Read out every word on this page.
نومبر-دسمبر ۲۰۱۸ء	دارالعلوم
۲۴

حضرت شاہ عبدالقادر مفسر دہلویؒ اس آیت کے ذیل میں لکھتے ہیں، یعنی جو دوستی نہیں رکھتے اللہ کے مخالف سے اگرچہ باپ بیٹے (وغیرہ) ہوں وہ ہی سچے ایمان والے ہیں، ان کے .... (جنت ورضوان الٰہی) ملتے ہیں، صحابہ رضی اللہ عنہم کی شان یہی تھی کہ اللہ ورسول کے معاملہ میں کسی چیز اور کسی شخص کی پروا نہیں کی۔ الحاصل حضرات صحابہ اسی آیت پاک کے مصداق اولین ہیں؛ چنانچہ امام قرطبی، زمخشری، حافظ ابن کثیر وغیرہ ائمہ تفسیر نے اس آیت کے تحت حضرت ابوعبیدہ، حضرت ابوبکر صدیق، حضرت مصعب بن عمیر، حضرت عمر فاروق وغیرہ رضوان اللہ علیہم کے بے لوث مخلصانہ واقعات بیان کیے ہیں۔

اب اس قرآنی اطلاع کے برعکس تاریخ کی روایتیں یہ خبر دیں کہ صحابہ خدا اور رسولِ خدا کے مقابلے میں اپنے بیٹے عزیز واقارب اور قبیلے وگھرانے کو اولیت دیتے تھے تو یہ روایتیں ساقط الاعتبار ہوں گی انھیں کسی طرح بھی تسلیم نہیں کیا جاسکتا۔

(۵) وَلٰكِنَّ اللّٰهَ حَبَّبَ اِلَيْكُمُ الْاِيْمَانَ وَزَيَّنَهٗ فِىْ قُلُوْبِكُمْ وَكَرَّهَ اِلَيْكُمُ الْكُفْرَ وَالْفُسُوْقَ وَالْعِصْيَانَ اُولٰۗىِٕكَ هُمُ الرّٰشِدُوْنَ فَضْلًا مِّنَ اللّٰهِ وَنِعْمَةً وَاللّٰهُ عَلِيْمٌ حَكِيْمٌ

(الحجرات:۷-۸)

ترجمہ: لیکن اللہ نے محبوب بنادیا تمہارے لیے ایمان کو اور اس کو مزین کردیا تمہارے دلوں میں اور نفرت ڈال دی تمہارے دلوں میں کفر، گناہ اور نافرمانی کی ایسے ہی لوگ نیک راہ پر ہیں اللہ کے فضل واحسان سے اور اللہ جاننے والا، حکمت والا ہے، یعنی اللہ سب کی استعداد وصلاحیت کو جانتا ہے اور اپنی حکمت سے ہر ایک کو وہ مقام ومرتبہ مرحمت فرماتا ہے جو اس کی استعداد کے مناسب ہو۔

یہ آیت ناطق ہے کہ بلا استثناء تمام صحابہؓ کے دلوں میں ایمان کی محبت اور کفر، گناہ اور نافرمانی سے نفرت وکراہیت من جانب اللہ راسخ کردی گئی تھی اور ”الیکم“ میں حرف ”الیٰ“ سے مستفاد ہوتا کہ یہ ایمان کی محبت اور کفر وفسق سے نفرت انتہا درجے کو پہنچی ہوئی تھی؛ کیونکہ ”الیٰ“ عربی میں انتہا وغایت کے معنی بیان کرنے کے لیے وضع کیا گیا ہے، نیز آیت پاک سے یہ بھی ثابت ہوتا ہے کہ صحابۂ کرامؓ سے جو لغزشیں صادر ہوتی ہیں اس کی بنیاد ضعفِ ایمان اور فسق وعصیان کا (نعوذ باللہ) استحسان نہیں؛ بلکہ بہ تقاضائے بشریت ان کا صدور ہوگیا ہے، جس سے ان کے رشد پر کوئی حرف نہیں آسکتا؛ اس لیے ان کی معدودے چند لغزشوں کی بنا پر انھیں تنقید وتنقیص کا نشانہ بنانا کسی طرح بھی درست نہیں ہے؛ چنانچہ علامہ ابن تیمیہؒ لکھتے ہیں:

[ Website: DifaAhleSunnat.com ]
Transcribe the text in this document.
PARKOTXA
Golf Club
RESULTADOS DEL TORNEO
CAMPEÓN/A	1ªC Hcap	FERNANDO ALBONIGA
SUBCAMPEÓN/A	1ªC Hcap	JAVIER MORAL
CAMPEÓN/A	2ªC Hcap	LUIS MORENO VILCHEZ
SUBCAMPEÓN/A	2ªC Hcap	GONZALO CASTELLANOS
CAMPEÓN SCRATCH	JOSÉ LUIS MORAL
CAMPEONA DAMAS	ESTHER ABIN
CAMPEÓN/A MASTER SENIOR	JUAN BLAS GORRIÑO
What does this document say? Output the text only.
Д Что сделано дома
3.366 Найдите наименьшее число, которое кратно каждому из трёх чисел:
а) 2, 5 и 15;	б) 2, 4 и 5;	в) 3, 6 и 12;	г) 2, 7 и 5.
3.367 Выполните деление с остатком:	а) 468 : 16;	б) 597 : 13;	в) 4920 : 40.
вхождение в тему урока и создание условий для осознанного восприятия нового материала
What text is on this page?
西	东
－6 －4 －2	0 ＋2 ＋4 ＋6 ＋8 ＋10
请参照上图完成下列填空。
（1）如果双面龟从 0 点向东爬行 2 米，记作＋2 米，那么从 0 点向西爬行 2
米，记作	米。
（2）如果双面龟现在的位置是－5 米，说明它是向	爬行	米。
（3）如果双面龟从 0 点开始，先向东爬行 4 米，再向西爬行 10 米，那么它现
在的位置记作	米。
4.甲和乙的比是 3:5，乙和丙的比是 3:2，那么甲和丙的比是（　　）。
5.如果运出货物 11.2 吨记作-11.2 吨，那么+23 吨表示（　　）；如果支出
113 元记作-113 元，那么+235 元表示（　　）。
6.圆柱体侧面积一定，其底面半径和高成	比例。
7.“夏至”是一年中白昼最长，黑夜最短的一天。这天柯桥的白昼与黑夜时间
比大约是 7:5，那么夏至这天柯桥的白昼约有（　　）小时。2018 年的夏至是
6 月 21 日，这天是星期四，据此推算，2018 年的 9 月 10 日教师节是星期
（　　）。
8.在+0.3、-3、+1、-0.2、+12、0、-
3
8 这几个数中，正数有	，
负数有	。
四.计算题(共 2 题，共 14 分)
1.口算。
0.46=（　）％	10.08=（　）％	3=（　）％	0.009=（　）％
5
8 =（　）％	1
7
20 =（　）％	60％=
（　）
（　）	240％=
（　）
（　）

::::::::::

THE REQUEST
Retype all the material above precisely, with no line left out.

OUTPUT
Read out every word on this page.
نومبر-دسمبر ۲۰۱۸ء	دارالعلوم
۲۴

حضرت شاہ عبدالقادر مفسر دہلویؒ اس آیت کے ذیل میں لکھتے ہیں، یعنی جو دوستی نہیں رکھتے اللہ کے مخالف سے اگرچہ باپ بیٹے (وغیرہ) ہوں وہ ہی سچے ایمان والے ہیں، ان کے .... (جنت ورضوان الٰہی) ملتے ہیں، صحابہ رضی اللہ عنہم کی شان یہی تھی کہ اللہ ورسول کے معاملہ میں کسی چیز اور کسی شخص کی پروا نہیں کی۔ الحاصل حضرات صحابہ اسی آیت پاک کے مصداق اولین ہیں؛ چنانچہ امام قرطبی، زمخشری، حافظ ابن کثیر وغیرہ ائمہ تفسیر نے اس آیت کے تحت حضرت ابوعبیدہ، حضرت ابوبکر صدیق، حضرت مصعب بن عمیر، حضرت عمر فاروق وغیرہ رضوان اللہ علیہم کے بے لوث مخلصانہ واقعات بیان کیے ہیں۔

اب اس قرآنی اطلاع کے برعکس تاریخ کی روایتیں یہ خبر دیں کہ صحابہ خدا اور رسولِ خدا کے مقابلے میں اپنے بیٹے عزیز واقارب اور قبیلے وگھرانے کو اولیت دیتے تھے تو یہ روایتیں ساقط الاعتبار ہوں گی انھیں کسی طرح بھی تسلیم نہیں کیا جاسکتا۔

(۵) وَلٰكِنَّ اللّٰهَ حَبَّبَ اِلَيْكُمُ الْاِيْمَانَ وَزَيَّنَهٗ فِىْ قُلُوْبِكُمْ وَكَرَّهَ اِلَيْكُمُ الْكُفْرَ وَالْفُسُوْقَ وَالْعِصْيَانَ اُولٰۗىِٕكَ هُمُ الرّٰشِدُوْنَ فَضْلًا مِّنَ اللّٰهِ وَنِعْمَةً وَاللّٰهُ عَلِيْمٌ حَكِيْمٌ

(الحجرات:۷-۸)

ترجمہ: لیکن اللہ نے محبوب بنادیا تمہارے لیے ایمان کو اور اس کو مزین کردیا تمہارے دلوں میں اور نفرت ڈال دی تمہارے دلوں میں کفر، گناہ اور نافرمانی کی ایسے ہی لوگ نیک راہ پر ہیں اللہ کے فضل واحسان سے اور اللہ جاننے والا، حکمت والا ہے، یعنی اللہ سب کی استعداد وصلاحیت کو جانتا ہے اور اپنی حکمت سے ہر ایک کو وہ مقام ومرتبہ مرحمت فرماتا ہے جو اس کی استعداد کے مناسب ہو۔

یہ آیت ناطق ہے کہ بلا استثناء تمام صحابہؓ کے دلوں میں ایمان کی محبت اور کفر، گناہ اور نافرمانی سے نفرت وکراہیت من جانب اللہ راسخ کردی گئی تھی اور ”الیکم“ میں حرف ”الیٰ“ سے مستفاد ہوتا کہ یہ ایمان کی محبت اور کفر وفسق سے نفرت انتہا درجے کو پہنچی ہوئی تھی؛ کیونکہ ”الیٰ“ عربی میں انتہا وغایت کے معنی بیان کرنے کے لیے وضع کیا گیا ہے، نیز آیت پاک سے یہ بھی ثابت ہوتا ہے کہ صحابۂ کرامؓ سے جو لغزشیں صادر ہوتی ہیں اس کی بنیاد ضعفِ ایمان اور فسق وعصیان کا (نعوذ باللہ) استحسان نہیں؛ بلکہ بہ تقاضائے بشریت ان کا صدور ہوگیا ہے، جس سے ان کے رشد پر کوئی حرف نہیں آسکتا؛ اس لیے ان کی معدودے چند لغزشوں کی بنا پر انھیں تنقید وتنقیص کا نشانہ بنانا کسی طرح بھی درست نہیں ہے؛ چنانچہ علامہ ابن تیمیہؒ لکھتے ہیں:

[ Website: DifaAhleSunnat.com ]
Transcribe the text in this document.
PARKOTXA
Golf Club
RESULTADOS DEL TORNEO
CAMPEÓN/A	1ªC Hcap	FERNANDO ALBONIGA
SUBCAMPEÓN/A	1ªC Hcap	JAVIER MORAL
CAMPEÓN/A	2ªC Hcap	LUIS MORENO VILCHEZ
SUBCAMPEÓN/A	2ªC Hcap	GONZALO CASTELLANOS
CAMPEÓN SCRATCH	JOSÉ LUIS MORAL
CAMPEONA DAMAS	ESTHER ABIN
CAMPEÓN/A MASTER SENIOR	JUAN BLAS GORRIÑO
What does this document say? Output the text only.
Д Что сделано дома
3.366 Найдите наименьшее число, которое кратно каждому из трёх чисел:
а) 2, 5 и 15;	б) 2, 4 и 5;	в) 3, 6 и 12;	г) 2, 7 и 5.
3.367 Выполните деление с остатком:	а) 468 : 16;	б) 597 : 13;	в) 4920 : 40.
вхождение в тему урока и создание условий для осознанного восприятия нового материала
What text is on this page?
西	东
－6 －4 －2	0 ＋2 ＋4 ＋6 ＋8 ＋10
请参照上图完成下列填空。
（1）如果双面龟从 0 点向东爬行 2 米，记作＋2 米，那么从 0 点向西爬行 2
米，记作	米。
（2）如果双面龟现在的位置是－5 米，说明它是向	爬行	米。
（3）如果双面龟从 0 点开始，先向东爬行 4 米，再向西爬行 10 米，那么它现
在的位置记作	米。
4.甲和乙的比是 3:5，乙和丙的比是 3:2，那么甲和丙的比是（　　）。
5.如果运出货物 11.2 吨记作-11.2 吨，那么+23 吨表示（　　）；如果支出
113 元记作-113 元，那么+235 元表示（　　）。
6.圆柱体侧面积一定，其底面半径和高成	比例。
7.“夏至”是一年中白昼最长，黑夜最短的一天。这天柯桥的白昼与黑夜时间
比大约是 7:5，那么夏至这天柯桥的白昼约有（　　）小时。2018 年的夏至是
6 月 21 日，这天是星期四，据此推算，2018 年的 9 月 10 日教师节是星期
（　　）。
8.在+0.3、-3、+1、-0.2、+12、0、-
3
8 这几个数中，正数有	，
负数有	。
四.计算题(共 2 题，共 14 分)
1.口算。
0.46=（　）％	10.08=（　）％	3=（　）％	0.009=（　）％
5
8 =（　）％	1
7
20 =（　）％	60％=
（　）
（　）	240％=
（　）
（　）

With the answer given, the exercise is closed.